(Dataset rows about figures)
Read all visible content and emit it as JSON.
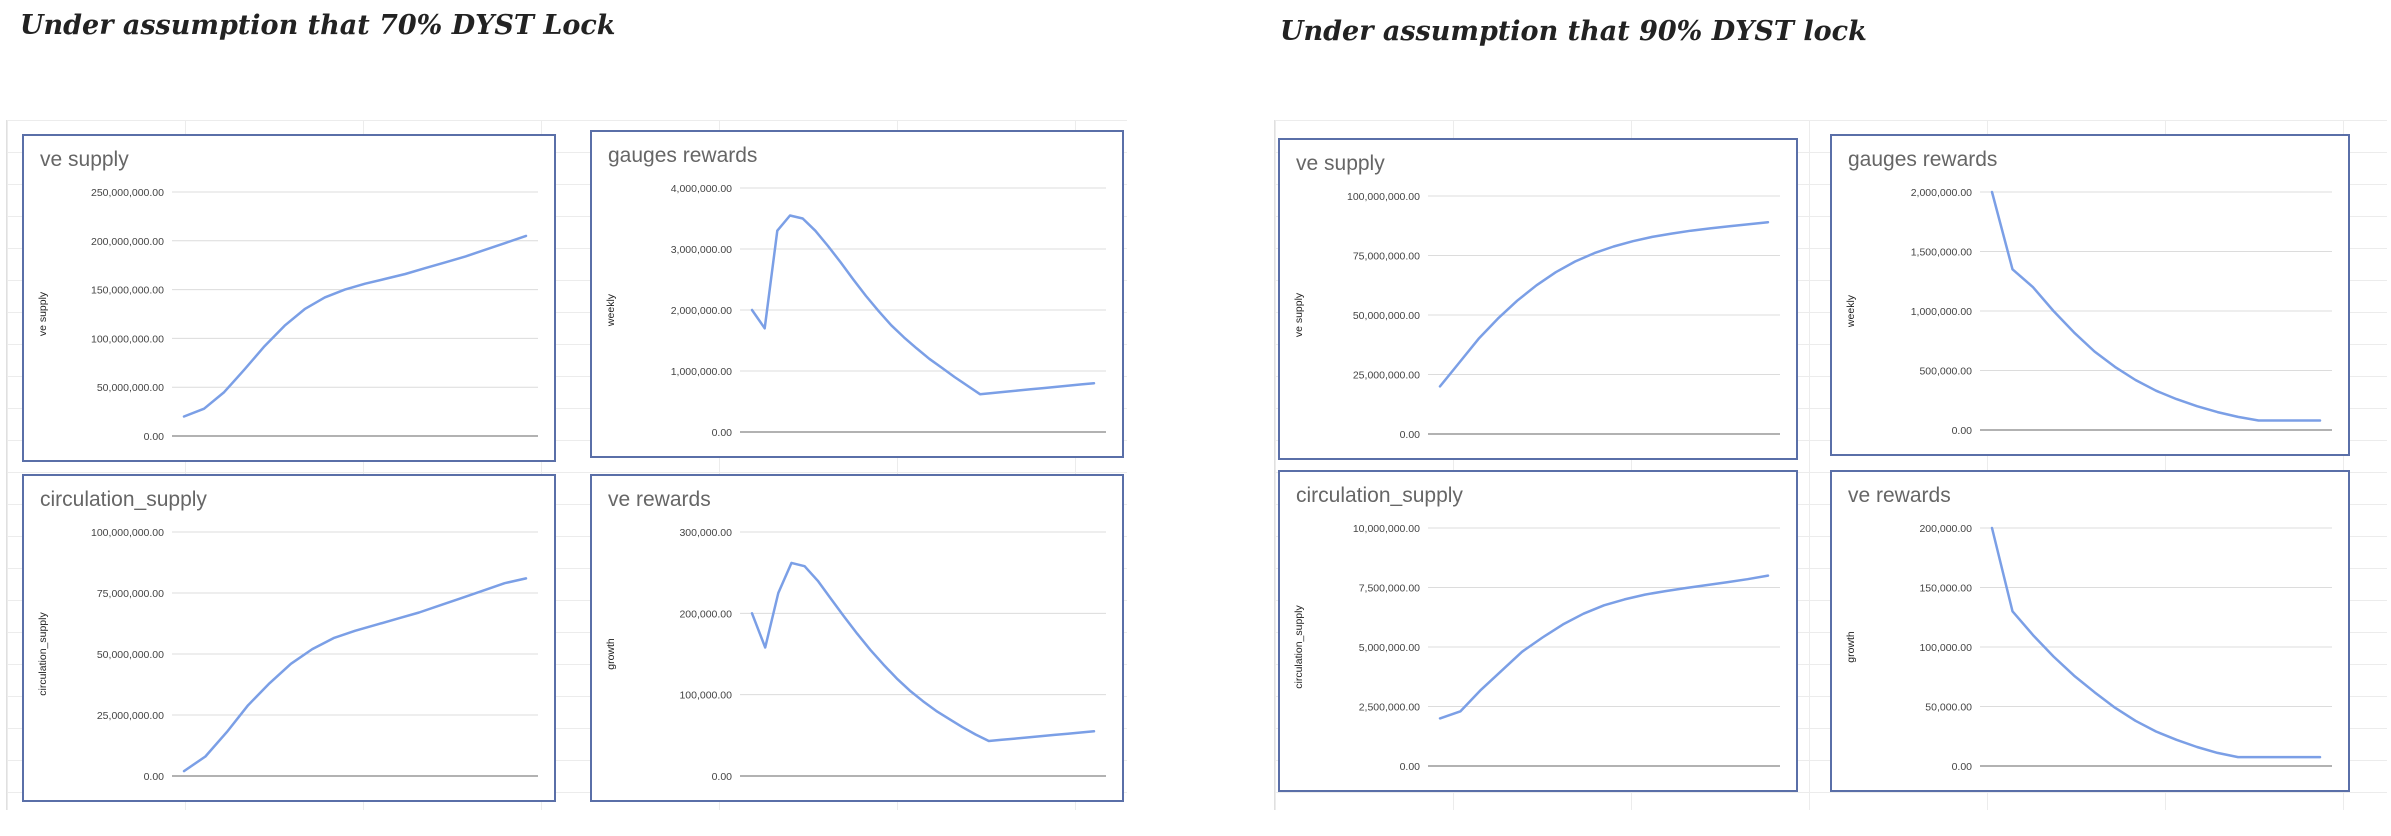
{
  "headings": {
    "left": "Under assumption that 70% DYST Lock",
    "right": "Under assumption that 90% DYST lock"
  },
  "chart_data": [
    {
      "id": "c1",
      "scenario": "70% DYST Lock",
      "type": "line",
      "title": "ve supply",
      "ylabel": "ve supply",
      "xlabel": "",
      "ylim": [
        0,
        250000000
      ],
      "yticks": [
        "0.00",
        "50,000,000.00",
        "100,000,000.00",
        "150,000,000.00",
        "200,000,000.00",
        "250,000,000.00"
      ],
      "series": [
        {
          "color": "#7b9fe6",
          "values": [
            20000000,
            28000000,
            45000000,
            68000000,
            92000000,
            113000000,
            130000000,
            142000000,
            150000000,
            156000000,
            161000000,
            166000000,
            172000000,
            178000000,
            184000000,
            191000000,
            198000000,
            205000000
          ]
        }
      ]
    },
    {
      "id": "c2",
      "scenario": "70% DYST Lock",
      "type": "line",
      "title": "gauges rewards",
      "ylabel": "weekly",
      "xlabel": "",
      "ylim": [
        0,
        4000000
      ],
      "yticks": [
        "0.00",
        "1,000,000.00",
        "2,000,000.00",
        "3,000,000.00",
        "4,000,000.00"
      ],
      "series": [
        {
          "color": "#7b9fe6",
          "values": [
            2000000,
            1700000,
            3300000,
            3550000,
            3500000,
            3300000,
            3050000,
            2780000,
            2500000,
            2230000,
            1980000,
            1750000,
            1550000,
            1370000,
            1200000,
            1050000,
            900000,
            760000,
            620000,
            640000,
            660000,
            680000,
            700000,
            720000,
            740000,
            760000,
            780000,
            800000
          ]
        }
      ]
    },
    {
      "id": "c3",
      "scenario": "70% DYST Lock",
      "type": "line",
      "title": "circulation_supply",
      "ylabel": "circulation_supply",
      "xlabel": "",
      "ylim": [
        0,
        100000000
      ],
      "yticks": [
        "0.00",
        "25,000,000.00",
        "50,000,000.00",
        "75,000,000.00",
        "100,000,000.00"
      ],
      "series": [
        {
          "color": "#7b9fe6",
          "values": [
            2000000,
            8000000,
            18000000,
            29000000,
            38000000,
            46000000,
            52000000,
            56500000,
            59500000,
            62000000,
            64500000,
            67000000,
            70000000,
            73000000,
            76000000,
            79000000,
            81000000
          ]
        }
      ]
    },
    {
      "id": "c4",
      "scenario": "70% DYST Lock",
      "type": "line",
      "title": "ve rewards",
      "ylabel": "growth",
      "xlabel": "",
      "ylim": [
        0,
        300000
      ],
      "yticks": [
        "0.00",
        "100,000.00",
        "200,000.00",
        "300,000.00"
      ],
      "series": [
        {
          "color": "#7b9fe6",
          "values": [
            200000,
            158000,
            225000,
            262000,
            258000,
            240000,
            218000,
            196000,
            175000,
            155000,
            137000,
            120000,
            105000,
            92000,
            80000,
            70000,
            60000,
            51000,
            43000,
            44500,
            46000,
            47500,
            49000,
            50500,
            52000,
            53500,
            55000
          ]
        }
      ]
    },
    {
      "id": "c5",
      "scenario": "90% DYST lock",
      "type": "line",
      "title": "ve supply",
      "ylabel": "ve supply",
      "xlabel": "",
      "ylim": [
        0,
        100000000
      ],
      "yticks": [
        "0.00",
        "25,000,000.00",
        "50,000,000.00",
        "75,000,000.00",
        "100,000,000.00"
      ],
      "series": [
        {
          "color": "#7b9fe6",
          "values": [
            20000000,
            30000000,
            40000000,
            48500000,
            56000000,
            62500000,
            68000000,
            72500000,
            76000000,
            78800000,
            81000000,
            82800000,
            84200000,
            85400000,
            86400000,
            87300000,
            88100000,
            89000000
          ]
        }
      ]
    },
    {
      "id": "c6",
      "scenario": "90% DYST lock",
      "type": "line",
      "title": "gauges rewards",
      "ylabel": "weekly",
      "xlabel": "",
      "ylim": [
        0,
        2000000
      ],
      "yticks": [
        "0.00",
        "500,000.00",
        "1,000,000.00",
        "1,500,000.00",
        "2,000,000.00"
      ],
      "series": [
        {
          "color": "#7b9fe6",
          "values": [
            2000000,
            1350000,
            1200000,
            1000000,
            820000,
            660000,
            530000,
            420000,
            330000,
            260000,
            200000,
            150000,
            110000,
            80000,
            80000,
            80000,
            80000
          ]
        }
      ]
    },
    {
      "id": "c7",
      "scenario": "90% DYST lock",
      "type": "line",
      "title": "circulation_supply",
      "ylabel": "circulation_supply",
      "xlabel": "",
      "ylim": [
        0,
        10000000
      ],
      "yticks": [
        "0.00",
        "2,500,000.00",
        "5,000,000.00",
        "7,500,000.00",
        "10,000,000.00"
      ],
      "series": [
        {
          "color": "#7b9fe6",
          "values": [
            2000000,
            2300000,
            3200000,
            4000000,
            4800000,
            5400000,
            5950000,
            6400000,
            6750000,
            7000000,
            7200000,
            7350000,
            7480000,
            7600000,
            7720000,
            7850000,
            8000000
          ]
        }
      ]
    },
    {
      "id": "c8",
      "scenario": "90% DYST lock",
      "type": "line",
      "title": "ve rewards",
      "ylabel": "growth",
      "xlabel": "",
      "ylim": [
        0,
        200000
      ],
      "yticks": [
        "0.00",
        "50,000.00",
        "100,000.00",
        "150,000.00",
        "200,000.00"
      ],
      "series": [
        {
          "color": "#7b9fe6",
          "values": [
            200000,
            130000,
            110000,
            92000,
            76000,
            62000,
            49000,
            38000,
            29000,
            22000,
            16000,
            11000,
            7500,
            7500,
            7500,
            7500,
            7500
          ]
        }
      ]
    }
  ]
}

## [What the exercise asks]
Exact duplication of all the records is required; pictures are omitted from the copy.

## [Solution for this problem]
Read all visible content and emit it as JSON.
{
  "headings": {
    "left": "Under assumption that 70% DYST Lock",
    "right": "Under assumption that 90% DYST lock"
  },
  "chart_data": [
    {
      "id": "c1",
      "scenario": "70% DYST Lock",
      "type": "line",
      "title": "ve supply",
      "ylabel": "ve supply",
      "xlabel": "",
      "ylim": [
        0,
        250000000
      ],
      "yticks": [
        "0.00",
        "50,000,000.00",
        "100,000,000.00",
        "150,000,000.00",
        "200,000,000.00",
        "250,000,000.00"
      ],
      "series": [
        {
          "color": "#7b9fe6",
          "values": [
            20000000,
            28000000,
            45000000,
            68000000,
            92000000,
            113000000,
            130000000,
            142000000,
            150000000,
            156000000,
            161000000,
            166000000,
            172000000,
            178000000,
            184000000,
            191000000,
            198000000,
            205000000
          ]
        }
      ]
    },
    {
      "id": "c2",
      "scenario": "70% DYST Lock",
      "type": "line",
      "title": "gauges rewards",
      "ylabel": "weekly",
      "xlabel": "",
      "ylim": [
        0,
        4000000
      ],
      "yticks": [
        "0.00",
        "1,000,000.00",
        "2,000,000.00",
        "3,000,000.00",
        "4,000,000.00"
      ],
      "series": [
        {
          "color": "#7b9fe6",
          "values": [
            2000000,
            1700000,
            3300000,
            3550000,
            3500000,
            3300000,
            3050000,
            2780000,
            2500000,
            2230000,
            1980000,
            1750000,
            1550000,
            1370000,
            1200000,
            1050000,
            900000,
            760000,
            620000,
            640000,
            660000,
            680000,
            700000,
            720000,
            740000,
            760000,
            780000,
            800000
          ]
        }
      ]
    },
    {
      "id": "c3",
      "scenario": "70% DYST Lock",
      "type": "line",
      "title": "circulation_supply",
      "ylabel": "circulation_supply",
      "xlabel": "",
      "ylim": [
        0,
        100000000
      ],
      "yticks": [
        "0.00",
        "25,000,000.00",
        "50,000,000.00",
        "75,000,000.00",
        "100,000,000.00"
      ],
      "series": [
        {
          "color": "#7b9fe6",
          "values": [
            2000000,
            8000000,
            18000000,
            29000000,
            38000000,
            46000000,
            52000000,
            56500000,
            59500000,
            62000000,
            64500000,
            67000000,
            70000000,
            73000000,
            76000000,
            79000000,
            81000000
          ]
        }
      ]
    },
    {
      "id": "c4",
      "scenario": "70% DYST Lock",
      "type": "line",
      "title": "ve rewards",
      "ylabel": "growth",
      "xlabel": "",
      "ylim": [
        0,
        300000
      ],
      "yticks": [
        "0.00",
        "100,000.00",
        "200,000.00",
        "300,000.00"
      ],
      "series": [
        {
          "color": "#7b9fe6",
          "values": [
            200000,
            158000,
            225000,
            262000,
            258000,
            240000,
            218000,
            196000,
            175000,
            155000,
            137000,
            120000,
            105000,
            92000,
            80000,
            70000,
            60000,
            51000,
            43000,
            44500,
            46000,
            47500,
            49000,
            50500,
            52000,
            53500,
            55000
          ]
        }
      ]
    },
    {
      "id": "c5",
      "scenario": "90% DYST lock",
      "type": "line",
      "title": "ve supply",
      "ylabel": "ve supply",
      "xlabel": "",
      "ylim": [
        0,
        100000000
      ],
      "yticks": [
        "0.00",
        "25,000,000.00",
        "50,000,000.00",
        "75,000,000.00",
        "100,000,000.00"
      ],
      "series": [
        {
          "color": "#7b9fe6",
          "values": [
            20000000,
            30000000,
            40000000,
            48500000,
            56000000,
            62500000,
            68000000,
            72500000,
            76000000,
            78800000,
            81000000,
            82800000,
            84200000,
            85400000,
            86400000,
            87300000,
            88100000,
            89000000
          ]
        }
      ]
    },
    {
      "id": "c6",
      "scenario": "90% DYST lock",
      "type": "line",
      "title": "gauges rewards",
      "ylabel": "weekly",
      "xlabel": "",
      "ylim": [
        0,
        2000000
      ],
      "yticks": [
        "0.00",
        "500,000.00",
        "1,000,000.00",
        "1,500,000.00",
        "2,000,000.00"
      ],
      "series": [
        {
          "color": "#7b9fe6",
          "values": [
            2000000,
            1350000,
            1200000,
            1000000,
            820000,
            660000,
            530000,
            420000,
            330000,
            260000,
            200000,
            150000,
            110000,
            80000,
            80000,
            80000,
            80000
          ]
        }
      ]
    },
    {
      "id": "c7",
      "scenario": "90% DYST lock",
      "type": "line",
      "title": "circulation_supply",
      "ylabel": "circulation_supply",
      "xlabel": "",
      "ylim": [
        0,
        10000000
      ],
      "yticks": [
        "0.00",
        "2,500,000.00",
        "5,000,000.00",
        "7,500,000.00",
        "10,000,000.00"
      ],
      "series": [
        {
          "color": "#7b9fe6",
          "values": [
            2000000,
            2300000,
            3200000,
            4000000,
            4800000,
            5400000,
            5950000,
            6400000,
            6750000,
            7000000,
            7200000,
            7350000,
            7480000,
            7600000,
            7720000,
            7850000,
            8000000
          ]
        }
      ]
    },
    {
      "id": "c8",
      "scenario": "90% DYST lock",
      "type": "line",
      "title": "ve rewards",
      "ylabel": "growth",
      "xlabel": "",
      "ylim": [
        0,
        200000
      ],
      "yticks": [
        "0.00",
        "50,000.00",
        "100,000.00",
        "150,000.00",
        "200,000.00"
      ],
      "series": [
        {
          "color": "#7b9fe6",
          "values": [
            200000,
            130000,
            110000,
            92000,
            76000,
            62000,
            49000,
            38000,
            29000,
            22000,
            16000,
            11000,
            7500,
            7500,
            7500,
            7500,
            7500
          ]
        }
      ]
    }
  ]
}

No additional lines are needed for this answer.